*Exercise material*

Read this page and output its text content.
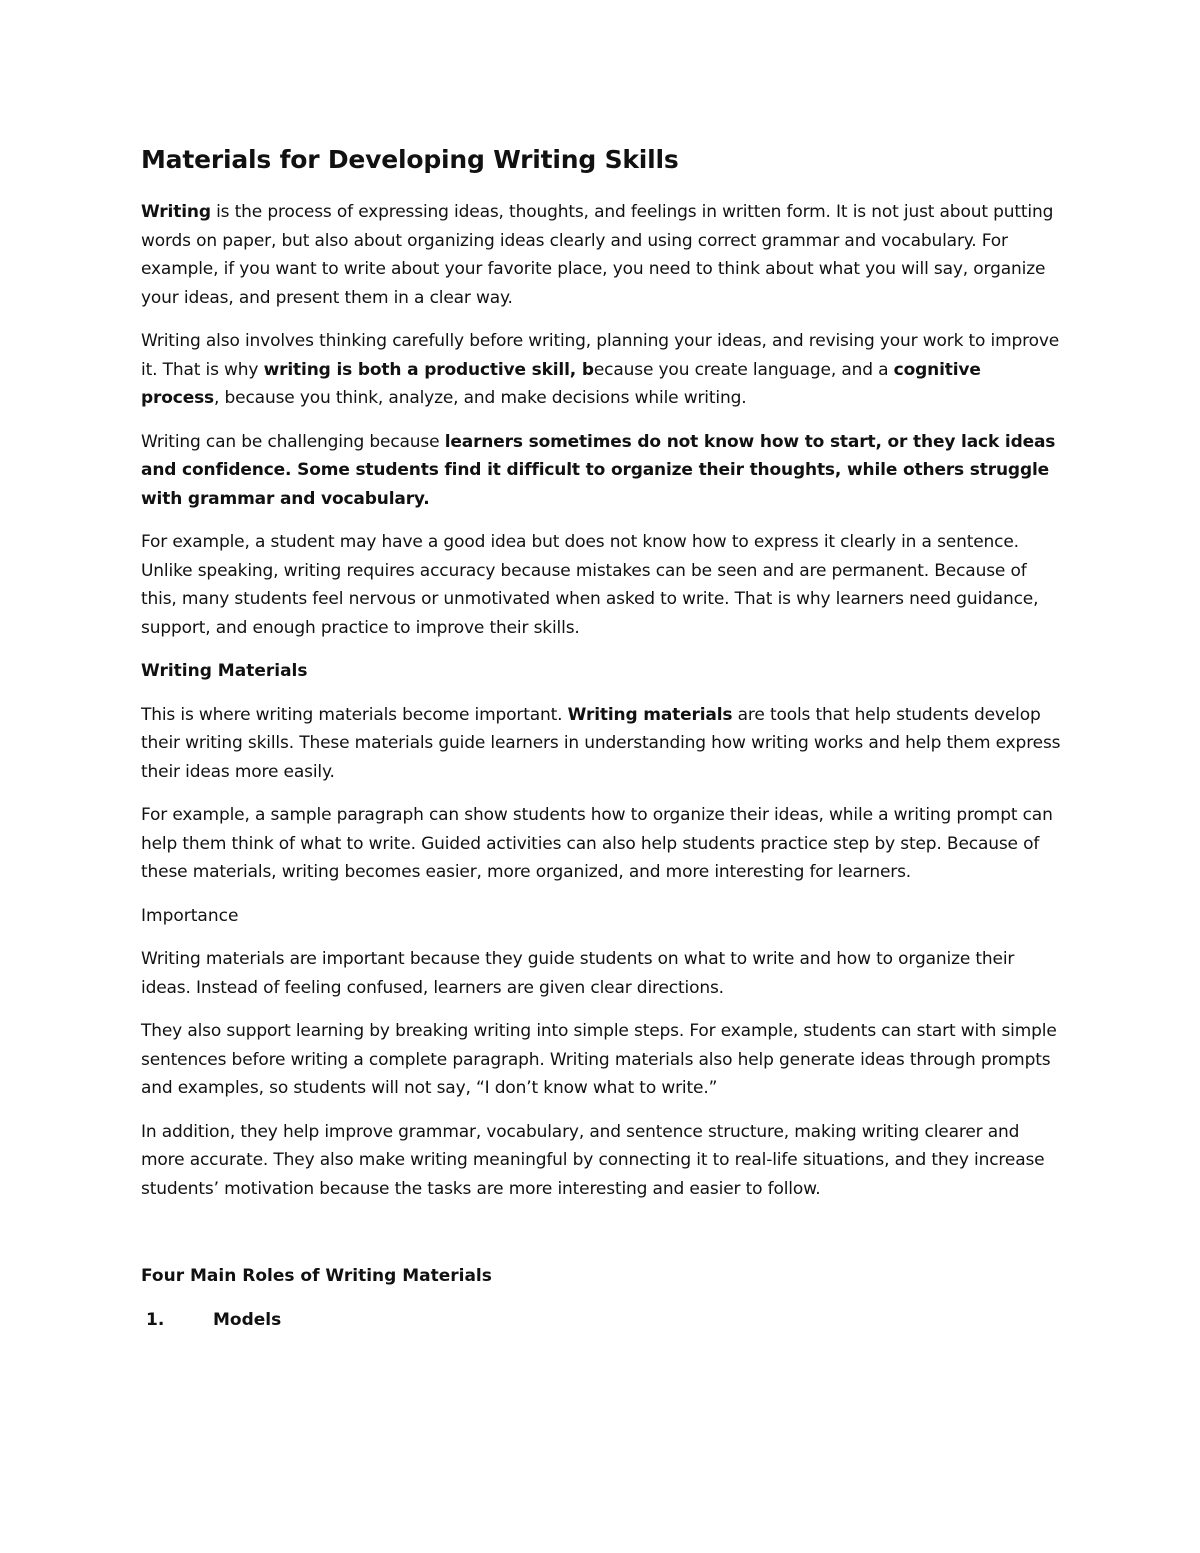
Materials for Developing Writing Skills

Writing is the process of expressing ideas, thoughts, and feelings in written form. It is not just about putting words on paper, but also about organizing ideas clearly and using correct grammar and vocabulary. For example, if you want to write about your favorite place, you need to think about what you will say, organize your ideas, and present them in a clear way.

Writing also involves thinking carefully before writing, planning your ideas, and revising your work to improve it. That is why writing is both a productive skill, because you create language, and a cognitive process, because you think, analyze, and make decisions while writing.

Writing can be challenging because learners sometimes do not know how to start, or they lack ideas and confidence. Some students find it difficult to organize their thoughts, while others struggle with grammar and vocabulary.

For example, a student may have a good idea but does not know how to express it clearly in a sentence. Unlike speaking, writing requires accuracy because mistakes can be seen and are permanent. Because of this, many students feel nervous or unmotivated when asked to write. That is why learners need guidance, support, and enough practice to improve their skills.

Writing Materials

This is where writing materials become important. Writing materials are tools that help students develop their writing skills. These materials guide learners in understanding how writing works and help them express their ideas more easily.

For example, a sample paragraph can show students how to organize their ideas, while a writing prompt can help them think of what to write. Guided activities can also help students practice step by step. Because of these materials, writing becomes easier, more organized, and more interesting for learners.

Importance

Writing materials are important because they guide students on what to write and how to organize their ideas. Instead of feeling confused, learners are given clear directions.

They also support learning by breaking writing into simple steps. For example, students can start with simple sentences before writing a complete paragraph. Writing materials also help generate ideas through prompts and examples, so students will not say, “I don’t know what to write.”

In addition, they help improve grammar, vocabulary, and sentence structure, making writing clearer and more accurate. They also make writing meaningful by connecting it to real-life situations, and they increase students’ motivation because the tasks are more interesting and easier to follow.

Four Main Roles of Writing Materials
1.	Models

*Instructions to follow*
Find how many lines of the entries contain "improve". Respond with the number only.

*Reply*
3